For the listing below, give the count of lines containing "color", and no other text.

▬▬▬

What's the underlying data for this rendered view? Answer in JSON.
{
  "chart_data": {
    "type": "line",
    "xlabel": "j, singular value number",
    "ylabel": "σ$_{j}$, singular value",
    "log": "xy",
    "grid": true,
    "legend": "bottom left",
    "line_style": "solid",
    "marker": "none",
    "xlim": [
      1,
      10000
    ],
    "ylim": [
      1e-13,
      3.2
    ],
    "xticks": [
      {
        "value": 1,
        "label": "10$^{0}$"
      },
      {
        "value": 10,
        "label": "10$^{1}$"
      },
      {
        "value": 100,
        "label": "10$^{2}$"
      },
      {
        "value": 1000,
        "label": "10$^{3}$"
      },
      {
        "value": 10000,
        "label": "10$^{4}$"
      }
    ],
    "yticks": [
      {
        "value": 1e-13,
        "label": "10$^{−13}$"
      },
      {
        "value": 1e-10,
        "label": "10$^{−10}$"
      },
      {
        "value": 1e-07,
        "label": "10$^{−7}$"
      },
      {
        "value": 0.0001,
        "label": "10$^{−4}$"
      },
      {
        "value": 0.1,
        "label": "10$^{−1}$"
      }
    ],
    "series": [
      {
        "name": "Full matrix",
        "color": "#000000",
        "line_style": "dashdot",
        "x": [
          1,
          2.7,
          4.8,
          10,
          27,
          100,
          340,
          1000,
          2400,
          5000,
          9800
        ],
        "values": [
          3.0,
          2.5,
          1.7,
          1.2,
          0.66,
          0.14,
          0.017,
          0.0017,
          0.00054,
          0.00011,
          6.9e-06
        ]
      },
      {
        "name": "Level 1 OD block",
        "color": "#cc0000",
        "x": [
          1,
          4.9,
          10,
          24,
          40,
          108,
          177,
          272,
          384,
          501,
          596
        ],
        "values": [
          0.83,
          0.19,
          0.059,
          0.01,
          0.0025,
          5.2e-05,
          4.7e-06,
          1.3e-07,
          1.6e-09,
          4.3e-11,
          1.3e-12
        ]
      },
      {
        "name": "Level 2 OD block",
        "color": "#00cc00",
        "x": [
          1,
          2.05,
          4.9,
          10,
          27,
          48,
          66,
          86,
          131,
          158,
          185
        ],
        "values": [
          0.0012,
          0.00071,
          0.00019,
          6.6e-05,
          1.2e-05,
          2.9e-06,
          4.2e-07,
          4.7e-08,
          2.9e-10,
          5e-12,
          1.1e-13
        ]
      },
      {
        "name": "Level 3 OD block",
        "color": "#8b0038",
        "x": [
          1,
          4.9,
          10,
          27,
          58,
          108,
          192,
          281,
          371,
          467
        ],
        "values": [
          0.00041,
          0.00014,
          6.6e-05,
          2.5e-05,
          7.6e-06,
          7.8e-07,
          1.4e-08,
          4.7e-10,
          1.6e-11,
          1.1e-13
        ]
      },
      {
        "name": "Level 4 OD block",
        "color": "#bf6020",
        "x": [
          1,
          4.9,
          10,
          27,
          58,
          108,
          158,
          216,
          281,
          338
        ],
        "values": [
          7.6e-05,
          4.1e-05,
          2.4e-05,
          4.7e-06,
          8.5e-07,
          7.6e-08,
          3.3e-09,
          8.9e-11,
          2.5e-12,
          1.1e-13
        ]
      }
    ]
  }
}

▬▬▬

FINAL ANSWER » 5